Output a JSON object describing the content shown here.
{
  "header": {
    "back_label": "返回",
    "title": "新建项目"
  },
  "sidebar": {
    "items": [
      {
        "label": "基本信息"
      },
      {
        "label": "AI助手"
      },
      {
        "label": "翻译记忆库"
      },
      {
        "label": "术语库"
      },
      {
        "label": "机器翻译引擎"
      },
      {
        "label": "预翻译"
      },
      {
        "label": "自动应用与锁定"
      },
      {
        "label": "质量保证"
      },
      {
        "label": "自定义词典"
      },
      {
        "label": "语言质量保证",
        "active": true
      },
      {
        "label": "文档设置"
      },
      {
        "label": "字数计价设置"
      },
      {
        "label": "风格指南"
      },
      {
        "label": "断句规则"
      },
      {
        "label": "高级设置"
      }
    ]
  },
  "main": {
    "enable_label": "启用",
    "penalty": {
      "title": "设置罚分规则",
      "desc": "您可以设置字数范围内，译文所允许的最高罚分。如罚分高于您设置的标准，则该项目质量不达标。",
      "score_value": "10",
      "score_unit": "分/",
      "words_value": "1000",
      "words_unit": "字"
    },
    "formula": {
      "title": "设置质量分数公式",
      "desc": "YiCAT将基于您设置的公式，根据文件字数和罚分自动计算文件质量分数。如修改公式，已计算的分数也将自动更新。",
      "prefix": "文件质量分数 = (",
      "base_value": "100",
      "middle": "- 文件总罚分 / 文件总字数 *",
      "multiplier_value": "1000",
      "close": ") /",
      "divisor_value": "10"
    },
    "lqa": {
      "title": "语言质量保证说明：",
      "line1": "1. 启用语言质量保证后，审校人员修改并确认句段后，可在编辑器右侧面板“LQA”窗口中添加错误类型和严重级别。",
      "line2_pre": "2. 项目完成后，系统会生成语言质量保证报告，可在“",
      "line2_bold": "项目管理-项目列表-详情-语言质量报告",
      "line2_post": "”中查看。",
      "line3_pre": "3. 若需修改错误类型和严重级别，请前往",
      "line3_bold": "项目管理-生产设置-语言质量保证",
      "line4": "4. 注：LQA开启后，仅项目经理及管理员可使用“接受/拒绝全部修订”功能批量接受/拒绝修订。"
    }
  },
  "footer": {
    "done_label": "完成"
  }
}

+ + + + + + +

§ **EXERCISE REQUIREMENTS**
Pick out the lines containing the word "title" and show them.

§ **TASK SOLUTION**
    "title": "新建项目"
      "title": "设置罚分规则",
      "title": "设置质量分数公式",
      "title": "语言质量保证说明：",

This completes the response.